Exercício proposto a: Com base no texto sobre controle de qualidade do concreto, responda sim ou não a cada afirmação e cite literalmente o trecho que justifica a resposta: (i) o valor de resistência mecânica do concreto é definido pelo projetista de estruturas; (ii) o ensaio de espalhamento é indicado para concretos vibrados; (iii) o controle de qualidade só começa depois do início dos trabalhos.

Texto base:
>>>>

Marco Antônio de Morais Alcantara
Contextualização do concreto em obras civis
De
modo geral, pode-se afirmar que o controle de qualidade de uma construção de
estrutura é realizado ao longo de toda a sua história, embora, existam alguns
protocolos ao longo da execução dos serviços. Pode-se falar que, até mesmo antes
do início dos trabalhos, este controle já se iniciou, por exemplo, desde a
concepção de projeto. As fases se interagem, entre projeto, fabricação do concreto e
construção.
Alguns
tópicos podem ser considerados, para fins didáticos. Por exemplo, tem-se o
“controle dos materiais”. Neste sentido, se pode considerar a qualificação dos
materiais que serão utilizados na fabricação dos concretos, as suas atribuições, e a caracterização de cada um deles. É o caso dos seguintes materiais: cimento,
agregados, aditivos, e a água, por exemplo. Com base nisto é feito o estudo do
traço, e definida a qualificação das argamassas e dos concretos que serão
fabricados, com base na expectativa do processo tecnológico a ser adotado, e, tendo por fim, um estudo experimental, de modo a validar o comportamento do concreto no
concreto e no estado fresco e no estado endurecido. Define-se então as condições
de trabalhabilidade do concreto, e da resistência mecânica a ser esperada.
Também,
são considerados os aços para estrutura, em função do seu desempenho. Inclui-se
o controle dos serviços de execução de fôrmas e de armaduras.
A
produção de concreto deve ser controlada, de modo a resguardar a boa condição
da mistura, transporte, lançamento, adensamento e cura. Ainda, considera-se o
protocolo da desforma, quanto ao tempo mínimo de cura, e quanto aos cuidados requisitados
nos procedimentos.
Com
relação à validação do concreto, existem dois contextos particulares: o de
aceitação na obra, e o do controle sobre a resistência mecânica. Para os casos
de aceitação, têm-se os ensaios de abatimento, quando se trata de concretos
vibrados, ou de espalhamento quando se trata de concretos autoadensáveis. Estes
ensaios podem dar os indicativos sobre a constância da reprodução de uma
composição, assim como da compatibilidade com relação ao processo de
execução.
O
valor de resistência mecânica a ser alcançada pelo concreto é definido no
projeto, pelo projetista de estruturas, e, devendo ser atendido no estudo de
dosagem pelo tecnologista de concreto; o valor do projetista é compreendido como o fck,
devendo o valor médio da resistência mecânica alcançada no estudo de
experimental de dosagem, o fcj, de tal modo a atender
a esse valor, não obstante esteja sujeito às variações decorrentes do processo
de produção, de modo que:
fck= fcj-1,65
Sd (1)
onde
Sd se refere ao desvio-padrão relativo ao sistema de produção,
utilizando-se dos mesmos materiais, dos mesmos equipamentos e da mesma
sistemática de produção.
Estudos
sobre os parâmetros estatísticos da produção de concreto podem ser realizados
pelas empresas fornecedoras de concreto pré-fabricado, ou de construtores que
fabriquem o seu próprio concreto na obra.

<<<<

Dados apresentados:
>>>>

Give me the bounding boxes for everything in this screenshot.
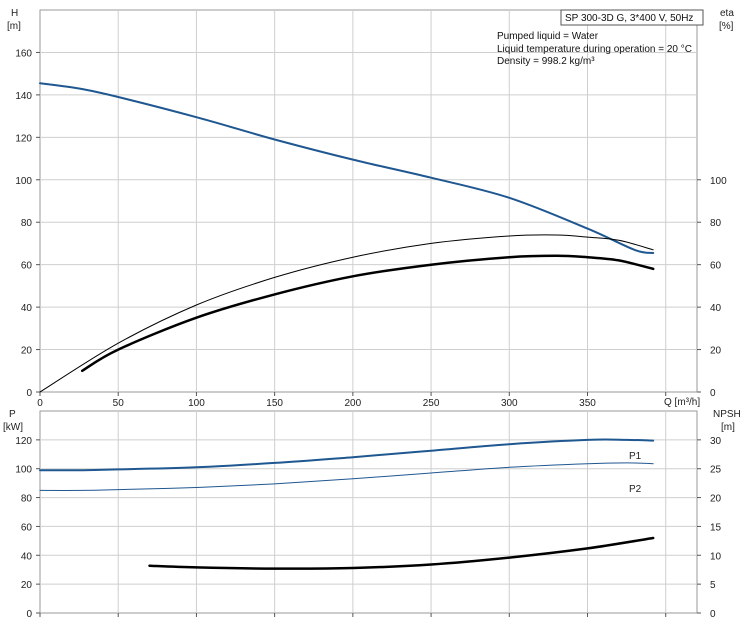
lower-right-tick-label: 15: [710, 522, 722, 533]
series-label-p1: P1: [629, 451, 642, 462]
upper-left-axis-title-1: H: [11, 8, 18, 19]
upper-series: [39, 82, 655, 393]
x-tick-label: 300: [501, 398, 518, 409]
upper-right-tick-label: 60: [710, 261, 722, 272]
x-tick-label: 350: [579, 398, 596, 409]
lower-left-tick-label: 100: [15, 465, 32, 476]
lower-series: [39, 438, 655, 570]
lower-left-tick-label: 20: [21, 580, 33, 591]
lower-right-axis-title-2: [m]: [721, 422, 735, 433]
upper-left-tick-label: 0: [26, 388, 32, 399]
lower-right-tick-label: 30: [710, 436, 722, 447]
x-tick-label: 250: [423, 398, 440, 409]
upper-tick-labels: 0 20 40 60 80 100 120 140 160 0 20 40 60 80 100 0 50 100 1…: [15, 48, 727, 409]
upper-right-tick-label: 20: [710, 346, 722, 357]
series-line-p2: [39, 462, 654, 491]
lower-plot-frame: [39, 410, 698, 614]
x-tick-label: 100: [188, 398, 205, 409]
series-label-p2: P2: [629, 484, 642, 495]
lower-left-tick-label: 60: [21, 522, 33, 533]
upper-left-tick-label: 100: [15, 176, 32, 187]
upper-right-tick-label: 100: [710, 176, 727, 187]
x-tick-label: 200: [345, 398, 362, 409]
lower-left-axis-title-1: P: [9, 409, 16, 420]
upper-left-tick-label: 60: [21, 261, 33, 272]
upper-series-line-2: [39, 234, 654, 393]
upper-left-tick-label: 120: [15, 133, 32, 144]
upper-right-axis-title-1: eta: [720, 8, 734, 19]
lower-left-axis-title-2: [kW]: [3, 422, 23, 433]
upper-left-axis-title-2: [m]: [7, 21, 21, 32]
lower-right-tick-label: 20: [710, 494, 722, 505]
upper-left-tick-label: 140: [15, 91, 32, 102]
upper-right-tick-label: 0: [710, 388, 716, 399]
lower-left-tick-label: 120: [15, 436, 32, 447]
x-axis-title: Q [m³/h]: [664, 397, 700, 408]
title-box: [560, 9, 704, 26]
upper-series-line-1: [39, 82, 655, 254]
lower-grid: [36, 410, 701, 617]
lower-right-axis-title-1: NPSH: [713, 409, 741, 420]
lower-right-tick-label: 10: [710, 551, 722, 562]
lower-left-tick-label: 0: [26, 609, 32, 620]
pump-title: SP 300-3D G, 3*400 V, 50Hz: [565, 13, 693, 24]
upper-left-tick-label: 20: [21, 346, 33, 357]
upper-grid: [36, 9, 701, 396]
info-temperature: Liquid temperature during operation = 20…: [497, 44, 692, 55]
upper-left-tick-label: 80: [21, 218, 33, 229]
info-liquid: Pumped liquid = Water: [497, 31, 599, 42]
x-tick-label: 150: [266, 398, 283, 409]
upper-series-line-3: [80, 254, 655, 373]
upper-left-tick-label: 40: [21, 303, 33, 314]
lower-right-tick-label: 0: [710, 609, 716, 620]
lower-series-line-3: [148, 536, 655, 570]
upper-right-axis-title-2: [%]: [719, 21, 734, 32]
lower-tick-labels: 0 20 40 60 80 100 120 0 5 10 15 20 25 30: [15, 436, 721, 620]
lower-right-tick-label: 5: [710, 580, 716, 591]
x-tick-label: 0: [37, 398, 43, 409]
series-line-p1: [39, 438, 655, 472]
upper-right-tick-label: 80: [710, 218, 722, 229]
lower-left-tick-label: 40: [21, 551, 33, 562]
upper-right-tick-label: 40: [710, 303, 722, 314]
upper-plot-frame: [39, 9, 698, 393]
lower-right-tick-label: 25: [710, 465, 722, 476]
upper-left-tick-label: 160: [15, 48, 32, 59]
x-tick-label: 50: [113, 398, 125, 409]
lower-left-tick-label: 80: [21, 494, 33, 505]
info-density: Density = 998.2 kg/m³: [497, 56, 595, 67]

<<<<

Exercício proposto b: Transcreva, sem nenhuma alteração, as linhas das entradas que vão da linha com "lower-right-tick-label: 15: [710, 522, 722, 533]" até a linha com "title-box: [560, 9, 704, 26]", incluindo essas duas.

Resposta final a:
(i) Sim: "é definido no projeto, pelo projetista de estruturas".
(ii) Não: "ou de espalhamento quando se trata de concretos autoadensáveis".
(iii) Não: "até mesmo antes do início dos trabalhos, este controle já se iniciou".

Resposta final b:
lower-right-tick-label: 15: [710, 522, 722, 533]
series-label-p1: P1: [629, 451, 642, 462]
upper-left-axis-title-1: H: [11, 8, 18, 19]
upper-series: [39, 82, 655, 393]
x-tick-label: 300: [501, 398, 518, 409]
upper-right-tick-label: 60: [710, 261, 722, 272]
x-tick-label: 350: [579, 398, 596, 409]
lower-left-tick-label: 100: [15, 465, 32, 476]
lower-series: [39, 438, 655, 570]
lower-left-tick-label: 20: [21, 580, 33, 591]
lower-right-axis-title-2: [m]: [721, 422, 735, 433]
upper-left-tick-label: 0: [26, 388, 32, 399]
lower-right-tick-label: 30: [710, 436, 722, 447]
x-tick-label: 250: [423, 398, 440, 409]
upper-tick-labels: 0 20 40 60 80 100 120 140 160 0 20 40 60 80 100 0 50 100 1…: [15, 48, 727, 409]
upper-right-tick-label: 20: [710, 346, 722, 357]
series-line-p2: [39, 462, 654, 491]
lower-plot-frame: [39, 410, 698, 614]
x-tick-label: 100: [188, 398, 205, 409]
series-label-p2: P2: [629, 484, 642, 495]
lower-left-tick-label: 60: [21, 522, 33, 533]
upper-left-tick-label: 100: [15, 176, 32, 187]
upper-right-tick-label: 100: [710, 176, 727, 187]
x-tick-label: 200: [345, 398, 362, 409]
lower-left-axis-title-1: P: [9, 409, 16, 420]
upper-left-tick-label: 60: [21, 261, 33, 272]
upper-series-line-2: [39, 234, 654, 393]
upper-left-tick-label: 120: [15, 133, 32, 144]
upper-right-axis-title-1: eta: [720, 8, 734, 19]
lower-left-axis-title-2: [kW]: [3, 422, 23, 433]
upper-left-axis-title-2: [m]: [7, 21, 21, 32]
lower-right-tick-label: 20: [710, 494, 722, 505]
upper-left-tick-label: 140: [15, 91, 32, 102]
upper-right-tick-label: 0: [710, 388, 716, 399]
lower-left-tick-label: 120: [15, 436, 32, 447]
x-axis-title: Q [m³/h]: [664, 397, 700, 408]
title-box: [560, 9, 704, 26]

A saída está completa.